To be done: Return all of the data exactly as written, without the pictures.

Dataset excerpts:
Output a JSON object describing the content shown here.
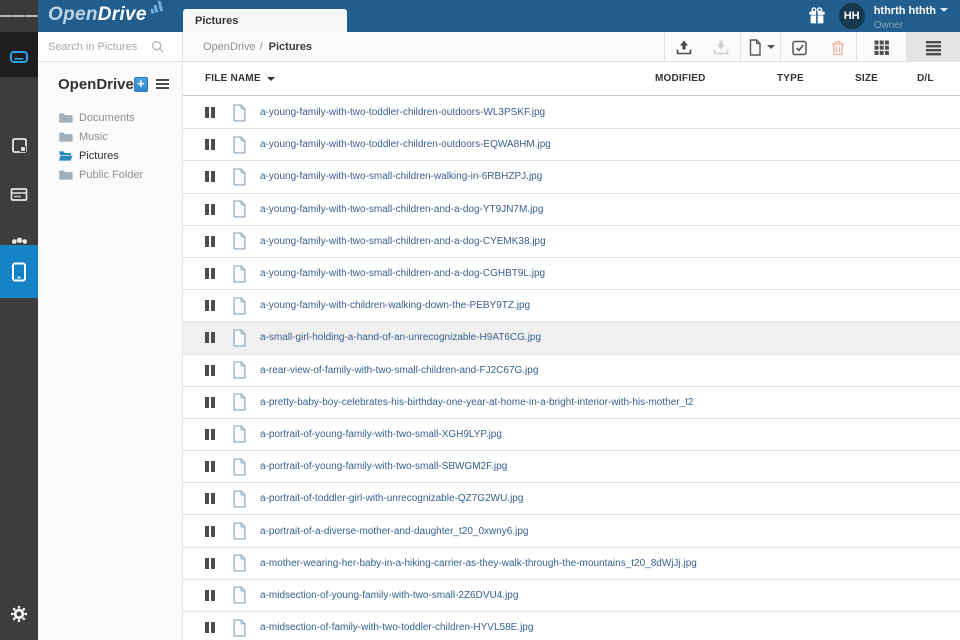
{
  "app": {
    "logo_part1": "Open",
    "logo_part2": "Drive"
  },
  "header": {
    "tab_label": "Pictures",
    "user": {
      "initials": "HH",
      "name": "hthrth hthth",
      "role": "Owner"
    }
  },
  "search": {
    "placeholder": "Search in Pictures"
  },
  "breadcrumb": {
    "root": "OpenDrive",
    "separator": "/",
    "current": "Pictures"
  },
  "toolbar": {
    "icons": [
      "upload",
      "download",
      "new-document",
      "select-all",
      "delete",
      "grid-view",
      "list-view"
    ],
    "active_view": "list-view"
  },
  "rail": {
    "icons": [
      "menu",
      "drive",
      "notes",
      "storage",
      "groups",
      "devices",
      "settings"
    ],
    "active": "devices"
  },
  "sidebar": {
    "title": "OpenDrive",
    "folders": [
      {
        "label": "Documents",
        "active": false
      },
      {
        "label": "Music",
        "active": false
      },
      {
        "label": "Pictures",
        "active": true
      },
      {
        "label": "Public Folder",
        "active": false
      }
    ]
  },
  "table": {
    "headers": {
      "name": "FILE NAME",
      "modified": "MODIFIED",
      "type": "TYPE",
      "size": "SIZE",
      "download": "D/L"
    },
    "rows": [
      {
        "name": "a-young-family-with-two-toddler-children-outdoors-WL3PSKF.jpg",
        "highlighted": false
      },
      {
        "name": "a-young-family-with-two-toddler-children-outdoors-EQWA8HM.jpg",
        "highlighted": false
      },
      {
        "name": "a-young-family-with-two-small-children-walking-in-6RBHZPJ.jpg",
        "highlighted": false
      },
      {
        "name": "a-young-family-with-two-small-children-and-a-dog-YT9JN7M.jpg",
        "highlighted": false
      },
      {
        "name": "a-young-family-with-two-small-children-and-a-dog-CYEMK38.jpg",
        "highlighted": false
      },
      {
        "name": "a-young-family-with-two-small-children-and-a-dog-CGHBT9L.jpg",
        "highlighted": false
      },
      {
        "name": "a-young-family-with-children-walking-down-the-PEBY9TZ.jpg",
        "highlighted": false
      },
      {
        "name": "a-small-girl-holding-a-hand-of-an-unrecognizable-H9AT6CG.jpg",
        "highlighted": true
      },
      {
        "name": "a-rear-view-of-family-with-two-small-children-and-FJ2C67G.jpg",
        "highlighted": false
      },
      {
        "name": "a-pretty-baby-boy-celebrates-his-birthday-one-year-at-home-in-a-bright-interior-with-his-mother_t2",
        "highlighted": false
      },
      {
        "name": "a-portrait-of-young-family-with-two-small-XGH9LYP.jpg",
        "highlighted": false
      },
      {
        "name": "a-portrait-of-young-family-with-two-small-SBWGM2F.jpg",
        "highlighted": false
      },
      {
        "name": "a-portrait-of-toddler-girl-with-unrecognizable-QZ7G2WU.jpg",
        "highlighted": false
      },
      {
        "name": "a-portrait-of-a-diverse-mother-and-daughter_t20_0xwny6.jpg",
        "highlighted": false
      },
      {
        "name": "a-mother-wearing-her-baby-in-a-hiking-carrier-as-they-walk-through-the-mountains_t20_8dWjJj.jpg",
        "highlighted": false
      },
      {
        "name": "a-midsection-of-young-family-with-two-small-2Z6DVU4.jpg",
        "highlighted": false
      },
      {
        "name": "a-midsection-of-family-with-two-toddler-children-HYVL58E.jpg",
        "highlighted": false
      }
    ]
  },
  "colors": {
    "header_bg": "#215e8e",
    "rail_active": "#1583c5",
    "link": "#36618f",
    "accent": "#3a97dd",
    "delete_disabled": "#eeb9a4"
  }
}
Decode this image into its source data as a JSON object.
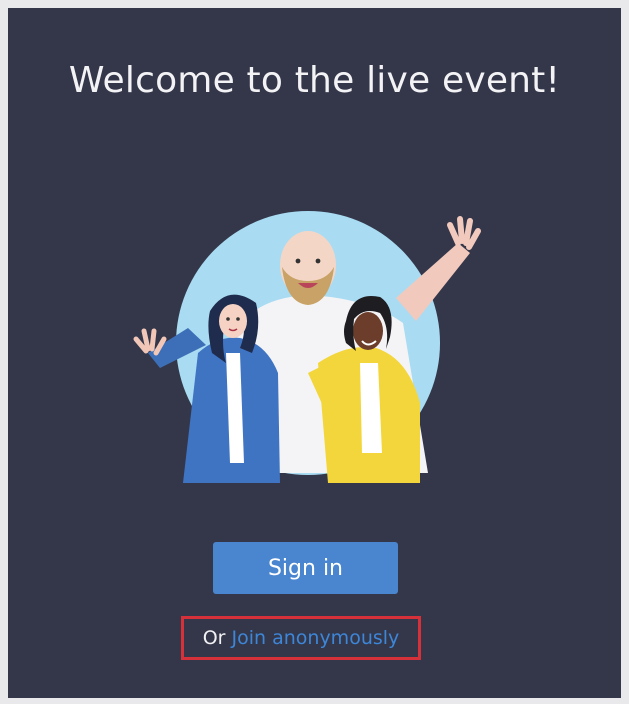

Complete output:
Output a JSON object describing the content shown here.
{
  "app": {
    "logo_part1": "Open",
    "logo_part2": "Drive"
  },
  "header": {
    "tab_label": "Pictures",
    "user": {
      "initials": "HH",
      "name": "hthrth hthth",
      "role": "Owner"
    }
  },
  "search": {
    "placeholder": "Search in Pictures"
  },
  "breadcrumb": {
    "root": "OpenDrive",
    "separator": "/",
    "current": "Pictures"
  },
  "toolbar": {
    "icons": [
      "upload",
      "download",
      "new-document",
      "select-all",
      "delete",
      "grid-view",
      "list-view"
    ],
    "active_view": "list-view"
  },
  "rail": {
    "icons": [
      "menu",
      "drive",
      "notes",
      "storage",
      "groups",
      "devices",
      "settings"
    ],
    "active": "devices"
  },
  "sidebar": {
    "title": "OpenDrive",
    "folders": [
      {
        "label": "Documents",
        "active": false
      },
      {
        "label": "Music",
        "active": false
      },
      {
        "label": "Pictures",
        "active": true
      },
      {
        "label": "Public Folder",
        "active": false
      }
    ]
  },
  "table": {
    "headers": {
      "name": "FILE NAME",
      "modified": "MODIFIED",
      "type": "TYPE",
      "size": "SIZE",
      "download": "D/L"
    },
    "rows": [
      {
        "name": "a-young-family-with-two-toddler-children-outdoors-WL3PSKF.jpg",
        "highlighted": false
      },
      {
        "name": "a-young-family-with-two-toddler-children-outdoors-EQWA8HM.jpg",
        "highlighted": false
      },
      {
        "name": "a-young-family-with-two-small-children-walking-in-6RBHZPJ.jpg",
        "highlighted": false
      },
      {
        "name": "a-young-family-with-two-small-children-and-a-dog-YT9JN7M.jpg",
        "highlighted": false
      },
      {
        "name": "a-young-family-with-two-small-children-and-a-dog-CYEMK38.jpg",
        "highlighted": false
      },
      {
        "name": "a-young-family-with-two-small-children-and-a-dog-CGHBT9L.jpg",
        "highlighted": false
      },
      {
        "name": "a-young-family-with-children-walking-down-the-PEBY9TZ.jpg",
        "highlighted": false
      },
      {
        "name": "a-small-girl-holding-a-hand-of-an-unrecognizable-H9AT6CG.jpg",
        "highlighted": true
      },
      {
        "name": "a-rear-view-of-family-with-two-small-children-and-FJ2C67G.jpg",
        "highlighted": false
      },
      {
        "name": "a-pretty-baby-boy-celebrates-his-birthday-one-year-at-home-in-a-bright-interior-with-his-mother_t2",
        "highlighted": false
      },
      {
        "name": "a-portrait-of-young-family-with-two-small-XGH9LYP.jpg",
        "highlighted": false
      },
      {
        "name": "a-portrait-of-young-family-with-two-small-SBWGM2F.jpg",
        "highlighted": false
      },
      {
        "name": "a-portrait-of-toddler-girl-with-unrecognizable-QZ7G2WU.jpg",
        "highlighted": false
      },
      {
        "name": "a-portrait-of-a-diverse-mother-and-daughter_t20_0xwny6.jpg",
        "highlighted": false
      },
      {
        "name": "a-mother-wearing-her-baby-in-a-hiking-carrier-as-they-walk-through-the-mountains_t20_8dWjJj.jpg",
        "highlighted": false
      },
      {
        "name": "a-midsection-of-young-family-with-two-small-2Z6DVU4.jpg",
        "highlighted": false
      },
      {
        "name": "a-midsection-of-family-with-two-toddler-children-HYVL58E.jpg",
        "highlighted": false
      }
    ]
  },
  "colors": {
    "header_bg": "#215e8e",
    "rail_active": "#1583c5",
    "link": "#36618f",
    "accent": "#3a97dd",
    "delete_disabled": "#eeb9a4"
  }
}
Decode this image into its source data as a JSON object.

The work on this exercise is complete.